Stored data:
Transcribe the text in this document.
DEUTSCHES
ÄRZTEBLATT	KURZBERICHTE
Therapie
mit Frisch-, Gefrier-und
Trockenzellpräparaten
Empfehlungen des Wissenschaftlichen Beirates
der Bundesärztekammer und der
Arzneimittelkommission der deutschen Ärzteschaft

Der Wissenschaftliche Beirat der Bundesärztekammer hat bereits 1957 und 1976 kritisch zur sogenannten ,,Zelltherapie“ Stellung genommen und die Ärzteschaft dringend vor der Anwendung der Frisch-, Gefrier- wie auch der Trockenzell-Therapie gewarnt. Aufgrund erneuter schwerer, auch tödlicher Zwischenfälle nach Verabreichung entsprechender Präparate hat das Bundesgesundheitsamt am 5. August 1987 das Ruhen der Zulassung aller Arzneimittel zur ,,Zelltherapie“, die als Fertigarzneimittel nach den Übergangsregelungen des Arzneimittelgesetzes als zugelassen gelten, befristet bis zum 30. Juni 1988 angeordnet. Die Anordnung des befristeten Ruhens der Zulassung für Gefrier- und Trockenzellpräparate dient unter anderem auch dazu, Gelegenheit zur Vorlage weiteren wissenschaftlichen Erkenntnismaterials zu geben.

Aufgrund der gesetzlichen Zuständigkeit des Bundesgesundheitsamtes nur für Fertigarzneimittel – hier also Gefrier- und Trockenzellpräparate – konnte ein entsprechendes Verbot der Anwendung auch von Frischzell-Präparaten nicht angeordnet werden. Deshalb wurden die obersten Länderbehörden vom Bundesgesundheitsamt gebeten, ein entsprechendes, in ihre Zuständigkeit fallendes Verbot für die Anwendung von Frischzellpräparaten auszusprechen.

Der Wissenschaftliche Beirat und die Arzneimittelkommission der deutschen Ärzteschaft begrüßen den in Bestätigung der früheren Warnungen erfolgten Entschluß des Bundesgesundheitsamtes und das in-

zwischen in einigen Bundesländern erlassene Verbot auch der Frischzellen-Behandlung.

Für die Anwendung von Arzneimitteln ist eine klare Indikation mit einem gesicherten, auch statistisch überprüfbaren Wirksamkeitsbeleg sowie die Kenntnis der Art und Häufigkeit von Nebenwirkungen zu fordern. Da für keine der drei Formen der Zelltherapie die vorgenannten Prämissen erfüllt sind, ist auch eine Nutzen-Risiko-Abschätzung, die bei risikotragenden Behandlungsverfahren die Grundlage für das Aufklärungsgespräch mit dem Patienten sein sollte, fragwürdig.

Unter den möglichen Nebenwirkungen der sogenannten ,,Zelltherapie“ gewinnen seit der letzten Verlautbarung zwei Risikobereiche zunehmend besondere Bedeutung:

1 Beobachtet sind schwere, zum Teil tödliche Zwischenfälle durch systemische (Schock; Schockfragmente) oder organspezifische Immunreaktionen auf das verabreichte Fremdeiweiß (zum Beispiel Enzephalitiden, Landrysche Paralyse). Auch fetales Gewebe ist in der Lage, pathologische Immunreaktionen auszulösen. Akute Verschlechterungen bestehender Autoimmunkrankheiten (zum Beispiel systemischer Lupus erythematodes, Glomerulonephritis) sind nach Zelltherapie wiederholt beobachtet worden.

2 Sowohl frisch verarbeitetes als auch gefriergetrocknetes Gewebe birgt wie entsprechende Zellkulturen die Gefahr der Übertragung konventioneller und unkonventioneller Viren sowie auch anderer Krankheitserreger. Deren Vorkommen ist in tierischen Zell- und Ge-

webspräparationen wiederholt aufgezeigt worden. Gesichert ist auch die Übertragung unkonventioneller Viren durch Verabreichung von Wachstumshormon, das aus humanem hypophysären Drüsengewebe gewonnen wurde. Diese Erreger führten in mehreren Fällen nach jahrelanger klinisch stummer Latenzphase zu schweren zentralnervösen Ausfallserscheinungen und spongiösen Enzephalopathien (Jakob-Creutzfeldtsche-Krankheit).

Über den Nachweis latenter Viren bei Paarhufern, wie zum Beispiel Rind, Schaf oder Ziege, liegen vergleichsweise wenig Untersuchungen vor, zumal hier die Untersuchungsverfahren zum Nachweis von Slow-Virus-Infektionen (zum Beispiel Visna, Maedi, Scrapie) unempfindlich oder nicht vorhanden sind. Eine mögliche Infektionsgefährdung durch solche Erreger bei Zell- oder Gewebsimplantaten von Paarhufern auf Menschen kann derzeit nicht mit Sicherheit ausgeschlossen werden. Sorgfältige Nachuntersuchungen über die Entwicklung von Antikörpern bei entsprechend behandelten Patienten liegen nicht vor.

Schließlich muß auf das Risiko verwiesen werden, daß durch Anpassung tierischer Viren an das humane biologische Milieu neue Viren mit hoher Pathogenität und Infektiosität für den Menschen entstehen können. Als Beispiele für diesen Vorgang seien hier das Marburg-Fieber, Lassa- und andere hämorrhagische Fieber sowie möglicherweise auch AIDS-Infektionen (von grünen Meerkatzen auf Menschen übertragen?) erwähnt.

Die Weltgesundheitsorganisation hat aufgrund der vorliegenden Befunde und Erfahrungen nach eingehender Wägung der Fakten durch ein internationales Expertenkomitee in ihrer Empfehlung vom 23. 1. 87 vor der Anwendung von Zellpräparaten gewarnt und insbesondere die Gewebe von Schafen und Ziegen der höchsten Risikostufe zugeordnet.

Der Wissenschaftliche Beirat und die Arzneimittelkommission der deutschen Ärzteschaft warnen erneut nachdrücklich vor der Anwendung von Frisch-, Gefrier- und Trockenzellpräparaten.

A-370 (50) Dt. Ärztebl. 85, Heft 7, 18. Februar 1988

▸ **Brief**: Please copy out each entry exactly as it appears above.

▸ **Response for this exercise**:
Transcribe the text in this document.
DEUTSCHES
ÄRZTEBLATT	KURZBERICHTE
Therapie
mit Frisch-, Gefrier-und
Trockenzellpräparaten
Empfehlungen des Wissenschaftlichen Beirates
der Bundesärztekammer und der
Arzneimittelkommission der deutschen Ärzteschaft

Der Wissenschaftliche Beirat der Bundesärztekammer hat bereits 1957 und 1976 kritisch zur sogenannten ,,Zelltherapie“ Stellung genommen und die Ärzteschaft dringend vor der Anwendung der Frisch-, Gefrier- wie auch der Trockenzell-Therapie gewarnt. Aufgrund erneuter schwerer, auch tödlicher Zwischenfälle nach Verabreichung entsprechender Präparate hat das Bundesgesundheitsamt am 5. August 1987 das Ruhen der Zulassung aller Arzneimittel zur ,,Zelltherapie“, die als Fertigarzneimittel nach den Übergangsregelungen des Arzneimittelgesetzes als zugelassen gelten, befristet bis zum 30. Juni 1988 angeordnet. Die Anordnung des befristeten Ruhens der Zulassung für Gefrier- und Trockenzellpräparate dient unter anderem auch dazu, Gelegenheit zur Vorlage weiteren wissenschaftlichen Erkenntnismaterials zu geben.

Aufgrund der gesetzlichen Zuständigkeit des Bundesgesundheitsamtes nur für Fertigarzneimittel – hier also Gefrier- und Trockenzellpräparate – konnte ein entsprechendes Verbot der Anwendung auch von Frischzell-Präparaten nicht angeordnet werden. Deshalb wurden die obersten Länderbehörden vom Bundesgesundheitsamt gebeten, ein entsprechendes, in ihre Zuständigkeit fallendes Verbot für die Anwendung von Frischzellpräparaten auszusprechen.

Der Wissenschaftliche Beirat und die Arzneimittelkommission der deutschen Ärzteschaft begrüßen den in Bestätigung der früheren Warnungen erfolgten Entschluß des Bundesgesundheitsamtes und das in-

zwischen in einigen Bundesländern erlassene Verbot auch der Frischzellen-Behandlung.

Für die Anwendung von Arzneimitteln ist eine klare Indikation mit einem gesicherten, auch statistisch überprüfbaren Wirksamkeitsbeleg sowie die Kenntnis der Art und Häufigkeit von Nebenwirkungen zu fordern. Da für keine der drei Formen der Zelltherapie die vorgenannten Prämissen erfüllt sind, ist auch eine Nutzen-Risiko-Abschätzung, die bei risikotragenden Behandlungsverfahren die Grundlage für das Aufklärungsgespräch mit dem Patienten sein sollte, fragwürdig.

Unter den möglichen Nebenwirkungen der sogenannten ,,Zelltherapie“ gewinnen seit der letzten Verlautbarung zwei Risikobereiche zunehmend besondere Bedeutung:

1 Beobachtet sind schwere, zum Teil tödliche Zwischenfälle durch systemische (Schock; Schockfragmente) oder organspezifische Immunreaktionen auf das verabreichte Fremdeiweiß (zum Beispiel Enzephalitiden, Landrysche Paralyse). Auch fetales Gewebe ist in der Lage, pathologische Immunreaktionen auszulösen. Akute Verschlechterungen bestehender Autoimmunkrankheiten (zum Beispiel systemischer Lupus erythematodes, Glomerulonephritis) sind nach Zelltherapie wiederholt beobachtet worden.

2 Sowohl frisch verarbeitetes als auch gefriergetrocknetes Gewebe birgt wie entsprechende Zellkulturen die Gefahr der Übertragung konventioneller und unkonventioneller Viren sowie auch anderer Krankheitserreger. Deren Vorkommen ist in tierischen Zell- und Ge-

webspräparationen wiederholt aufgezeigt worden. Gesichert ist auch die Übertragung unkonventioneller Viren durch Verabreichung von Wachstumshormon, das aus humanem hypophysären Drüsengewebe gewonnen wurde. Diese Erreger führten in mehreren Fällen nach jahrelanger klinisch stummer Latenzphase zu schweren zentralnervösen Ausfallserscheinungen und spongiösen Enzephalopathien (Jakob-Creutzfeldtsche-Krankheit).

Über den Nachweis latenter Viren bei Paarhufern, wie zum Beispiel Rind, Schaf oder Ziege, liegen vergleichsweise wenig Untersuchungen vor, zumal hier die Untersuchungsverfahren zum Nachweis von Slow-Virus-Infektionen (zum Beispiel Visna, Maedi, Scrapie) unempfindlich oder nicht vorhanden sind. Eine mögliche Infektionsgefährdung durch solche Erreger bei Zell- oder Gewebsimplantaten von Paarhufern auf Menschen kann derzeit nicht mit Sicherheit ausgeschlossen werden. Sorgfältige Nachuntersuchungen über die Entwicklung von Antikörpern bei entsprechend behandelten Patienten liegen nicht vor.

Schließlich muß auf das Risiko verwiesen werden, daß durch Anpassung tierischer Viren an das humane biologische Milieu neue Viren mit hoher Pathogenität und Infektiosität für den Menschen entstehen können. Als Beispiele für diesen Vorgang seien hier das Marburg-Fieber, Lassa- und andere hämorrhagische Fieber sowie möglicherweise auch AIDS-Infektionen (von grünen Meerkatzen auf Menschen übertragen?) erwähnt.

Die Weltgesundheitsorganisation hat aufgrund der vorliegenden Befunde und Erfahrungen nach eingehender Wägung der Fakten durch ein internationales Expertenkomitee in ihrer Empfehlung vom 23. 1. 87 vor der Anwendung von Zellpräparaten gewarnt und insbesondere die Gewebe von Schafen und Ziegen der höchsten Risikostufe zugeordnet.

Der Wissenschaftliche Beirat und die Arzneimittelkommission der deutschen Ärzteschaft warnen erneut nachdrücklich vor der Anwendung von Frisch-, Gefrier- und Trockenzellpräparaten.

A-370 (50) Dt. Ärztebl. 85, Heft 7, 18. Februar 1988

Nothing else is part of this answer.